• [STATED GOAL]:
Return the data exactly, with all pictures removed.

• [EXTRACTED DATA]:

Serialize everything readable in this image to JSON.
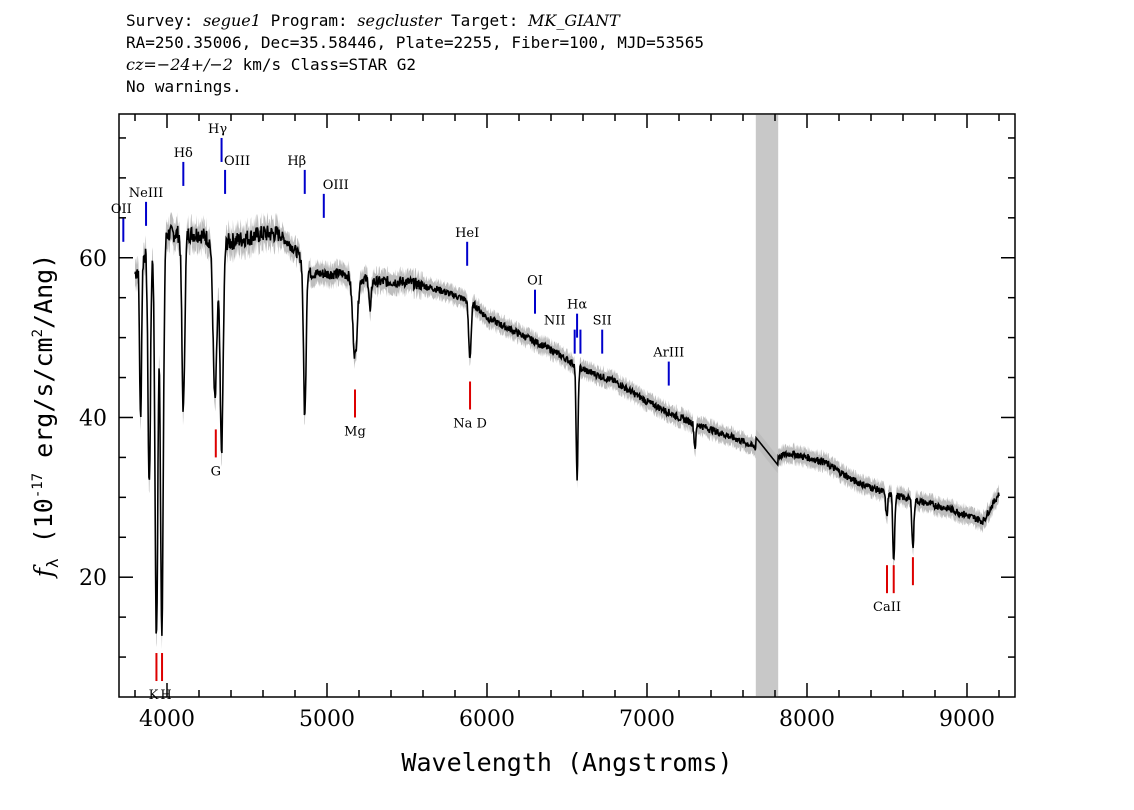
{
  "header": {
    "line1": [
      {
        "t": "Survey: ",
        "i": false
      },
      {
        "t": "segue1",
        "i": true
      },
      {
        "t": " Program: ",
        "i": false
      },
      {
        "t": "segcluster",
        "i": true
      },
      {
        "t": " Target: ",
        "i": false
      },
      {
        "t": "MK_GIANT",
        "i": true
      }
    ],
    "line2": "RA=250.35006, Dec=35.58446, Plate=2255, Fiber=100, MJD=53565",
    "line3": [
      {
        "t": "cz=",
        "i": true
      },
      {
        "t": "−24+/−2",
        "i": true
      },
      {
        "t": " km/s Class=STAR G2",
        "i": false
      }
    ],
    "line4": "No warnings."
  },
  "chart_data": {
    "type": "line",
    "xlabel": "Wavelength (Angstroms)",
    "ylabel_parts": {
      "f": "f",
      "sub": "λ",
      "pre": " (10",
      "exp": "-17",
      "mid": " erg/s/cm",
      "exp2": "2",
      "post": "/Ang)"
    },
    "xlim": [
      3700,
      9300
    ],
    "ylim": [
      5,
      78
    ],
    "x_ticks": [
      4000,
      5000,
      6000,
      7000,
      8000,
      9000
    ],
    "y_ticks": [
      20,
      40,
      60
    ],
    "masked_region": [
      7680,
      7820
    ],
    "colors": {
      "flux": "#000000",
      "error": "#bdbdbd",
      "emission": "#0000cc",
      "absorption": "#dd0000",
      "mask": "#c8c8c8"
    },
    "continuum": [
      [
        3800,
        58
      ],
      [
        3900,
        62
      ],
      [
        4000,
        63
      ],
      [
        4100,
        63
      ],
      [
        4200,
        63
      ],
      [
        4300,
        62
      ],
      [
        4400,
        62
      ],
      [
        4500,
        62.5
      ],
      [
        4600,
        63
      ],
      [
        4700,
        63
      ],
      [
        4800,
        61
      ],
      [
        4900,
        58
      ],
      [
        5000,
        58
      ],
      [
        5100,
        58
      ],
      [
        5300,
        57
      ],
      [
        5500,
        57
      ],
      [
        5700,
        56
      ],
      [
        5900,
        54.5
      ],
      [
        6000,
        52.5
      ],
      [
        6200,
        50.5
      ],
      [
        6400,
        48.5
      ],
      [
        6600,
        46
      ],
      [
        6800,
        44.5
      ],
      [
        7000,
        42
      ],
      [
        7200,
        40
      ],
      [
        7400,
        38.5
      ],
      [
        7600,
        37
      ],
      [
        7700,
        36
      ],
      [
        7800,
        35
      ],
      [
        7900,
        35.5
      ],
      [
        8100,
        34.5
      ],
      [
        8300,
        32
      ],
      [
        8500,
        30.5
      ],
      [
        8700,
        29.5
      ],
      [
        8900,
        28.5
      ],
      [
        9100,
        27
      ],
      [
        9200,
        30.5
      ]
    ],
    "absorption_features": [
      {
        "x": 3835,
        "depth": 20,
        "w": 6
      },
      {
        "x": 3889,
        "depth": 30,
        "w": 8
      },
      {
        "x": 3934,
        "depth": 50,
        "w": 9
      },
      {
        "x": 3968,
        "depth": 49,
        "w": 9
      },
      {
        "x": 4102,
        "depth": 22,
        "w": 9
      },
      {
        "x": 4300,
        "depth": 20,
        "w": 12
      },
      {
        "x": 4341,
        "depth": 26,
        "w": 10
      },
      {
        "x": 4861,
        "depth": 19,
        "w": 8
      },
      {
        "x": 5175,
        "depth": 10,
        "w": 14
      },
      {
        "x": 5270,
        "depth": 4,
        "w": 6
      },
      {
        "x": 5893,
        "depth": 7,
        "w": 8
      },
      {
        "x": 6563,
        "depth": 14,
        "w": 6
      },
      {
        "x": 7300,
        "depth": 3,
        "w": 6
      },
      {
        "x": 8498,
        "depth": 3,
        "w": 6
      },
      {
        "x": 8542,
        "depth": 8,
        "w": 6
      },
      {
        "x": 8662,
        "depth": 6,
        "w": 6
      }
    ],
    "emission_lines": [
      {
        "label": "OII",
        "x": 3727,
        "y": 65
      },
      {
        "label": "NeIII",
        "x": 3869,
        "y": 67
      },
      {
        "label": "Hδ",
        "x": 4102,
        "y": 72
      },
      {
        "label": "Hγ",
        "x": 4341,
        "y": 75
      },
      {
        "label": "OIII",
        "x": 4363,
        "y": 71
      },
      {
        "label": "Hβ",
        "x": 4861,
        "y": 71
      },
      {
        "label": "OIII",
        "x": 4980,
        "y": 68
      },
      {
        "label": "HeI",
        "x": 5876,
        "y": 62
      },
      {
        "label": "OI",
        "x": 6300,
        "y": 56
      },
      {
        "label": "NII",
        "x": 6548,
        "y": 51
      },
      {
        "label": "Hα",
        "x": 6563,
        "y": 53
      },
      {
        "label": "NII",
        "x": 6584,
        "y": 51
      },
      {
        "label": "SII",
        "x": 6720,
        "y": 51
      },
      {
        "label": "ArIII",
        "x": 7136,
        "y": 47
      }
    ],
    "absorption_lines": [
      {
        "label": "K",
        "x": 3934,
        "y": 7
      },
      {
        "label": "H",
        "x": 3969,
        "y": 7
      },
      {
        "label": "G",
        "x": 4305,
        "y": 35
      },
      {
        "label": "Mg",
        "x": 5175,
        "y": 40
      },
      {
        "label": "Na D",
        "x": 5894,
        "y": 41
      },
      {
        "label": "CaII",
        "x": 8500,
        "y": 18
      },
      {
        "label": "CaII",
        "x": 8542,
        "y": 18
      },
      {
        "label": "CaII",
        "x": 8662,
        "y": 19
      }
    ]
  }
}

• [THE RESPONSE]:
Serialize everything readable in this image to JSON.
{
  "header": {
    "line1": [
      {
        "t": "Survey: ",
        "i": false
      },
      {
        "t": "segue1",
        "i": true
      },
      {
        "t": " Program: ",
        "i": false
      },
      {
        "t": "segcluster",
        "i": true
      },
      {
        "t": " Target: ",
        "i": false
      },
      {
        "t": "MK_GIANT",
        "i": true
      }
    ],
    "line2": "RA=250.35006, Dec=35.58446, Plate=2255, Fiber=100, MJD=53565",
    "line3": [
      {
        "t": "cz=",
        "i": true
      },
      {
        "t": "−24+/−2",
        "i": true
      },
      {
        "t": " km/s Class=STAR G2",
        "i": false
      }
    ],
    "line4": "No warnings."
  },
  "chart_data": {
    "type": "line",
    "xlabel": "Wavelength (Angstroms)",
    "ylabel_parts": {
      "f": "f",
      "sub": "λ",
      "pre": " (10",
      "exp": "-17",
      "mid": " erg/s/cm",
      "exp2": "2",
      "post": "/Ang)"
    },
    "xlim": [
      3700,
      9300
    ],
    "ylim": [
      5,
      78
    ],
    "x_ticks": [
      4000,
      5000,
      6000,
      7000,
      8000,
      9000
    ],
    "y_ticks": [
      20,
      40,
      60
    ],
    "masked_region": [
      7680,
      7820
    ],
    "colors": {
      "flux": "#000000",
      "error": "#bdbdbd",
      "emission": "#0000cc",
      "absorption": "#dd0000",
      "mask": "#c8c8c8"
    },
    "continuum": [
      [
        3800,
        58
      ],
      [
        3900,
        62
      ],
      [
        4000,
        63
      ],
      [
        4100,
        63
      ],
      [
        4200,
        63
      ],
      [
        4300,
        62
      ],
      [
        4400,
        62
      ],
      [
        4500,
        62.5
      ],
      [
        4600,
        63
      ],
      [
        4700,
        63
      ],
      [
        4800,
        61
      ],
      [
        4900,
        58
      ],
      [
        5000,
        58
      ],
      [
        5100,
        58
      ],
      [
        5300,
        57
      ],
      [
        5500,
        57
      ],
      [
        5700,
        56
      ],
      [
        5900,
        54.5
      ],
      [
        6000,
        52.5
      ],
      [
        6200,
        50.5
      ],
      [
        6400,
        48.5
      ],
      [
        6600,
        46
      ],
      [
        6800,
        44.5
      ],
      [
        7000,
        42
      ],
      [
        7200,
        40
      ],
      [
        7400,
        38.5
      ],
      [
        7600,
        37
      ],
      [
        7700,
        36
      ],
      [
        7800,
        35
      ],
      [
        7900,
        35.5
      ],
      [
        8100,
        34.5
      ],
      [
        8300,
        32
      ],
      [
        8500,
        30.5
      ],
      [
        8700,
        29.5
      ],
      [
        8900,
        28.5
      ],
      [
        9100,
        27
      ],
      [
        9200,
        30.5
      ]
    ],
    "absorption_features": [
      {
        "x": 3835,
        "depth": 20,
        "w": 6
      },
      {
        "x": 3889,
        "depth": 30,
        "w": 8
      },
      {
        "x": 3934,
        "depth": 50,
        "w": 9
      },
      {
        "x": 3968,
        "depth": 49,
        "w": 9
      },
      {
        "x": 4102,
        "depth": 22,
        "w": 9
      },
      {
        "x": 4300,
        "depth": 20,
        "w": 12
      },
      {
        "x": 4341,
        "depth": 26,
        "w": 10
      },
      {
        "x": 4861,
        "depth": 19,
        "w": 8
      },
      {
        "x": 5175,
        "depth": 10,
        "w": 14
      },
      {
        "x": 5270,
        "depth": 4,
        "w": 6
      },
      {
        "x": 5893,
        "depth": 7,
        "w": 8
      },
      {
        "x": 6563,
        "depth": 14,
        "w": 6
      },
      {
        "x": 7300,
        "depth": 3,
        "w": 6
      },
      {
        "x": 8498,
        "depth": 3,
        "w": 6
      },
      {
        "x": 8542,
        "depth": 8,
        "w": 6
      },
      {
        "x": 8662,
        "depth": 6,
        "w": 6
      }
    ],
    "emission_lines": [
      {
        "label": "OII",
        "x": 3727,
        "y": 65
      },
      {
        "label": "NeIII",
        "x": 3869,
        "y": 67
      },
      {
        "label": "Hδ",
        "x": 4102,
        "y": 72
      },
      {
        "label": "Hγ",
        "x": 4341,
        "y": 75
      },
      {
        "label": "OIII",
        "x": 4363,
        "y": 71
      },
      {
        "label": "Hβ",
        "x": 4861,
        "y": 71
      },
      {
        "label": "OIII",
        "x": 4980,
        "y": 68
      },
      {
        "label": "HeI",
        "x": 5876,
        "y": 62
      },
      {
        "label": "OI",
        "x": 6300,
        "y": 56
      },
      {
        "label": "NII",
        "x": 6548,
        "y": 51
      },
      {
        "label": "Hα",
        "x": 6563,
        "y": 53
      },
      {
        "label": "NII",
        "x": 6584,
        "y": 51
      },
      {
        "label": "SII",
        "x": 6720,
        "y": 51
      },
      {
        "label": "ArIII",
        "x": 7136,
        "y": 47
      }
    ],
    "absorption_lines": [
      {
        "label": "K",
        "x": 3934,
        "y": 7
      },
      {
        "label": "H",
        "x": 3969,
        "y": 7
      },
      {
        "label": "G",
        "x": 4305,
        "y": 35
      },
      {
        "label": "Mg",
        "x": 5175,
        "y": 40
      },
      {
        "label": "Na D",
        "x": 5894,
        "y": 41
      },
      {
        "label": "CaII",
        "x": 8500,
        "y": 18
      },
      {
        "label": "CaII",
        "x": 8542,
        "y": 18
      },
      {
        "label": "CaII",
        "x": 8662,
        "y": 19
      }
    ]
  }
}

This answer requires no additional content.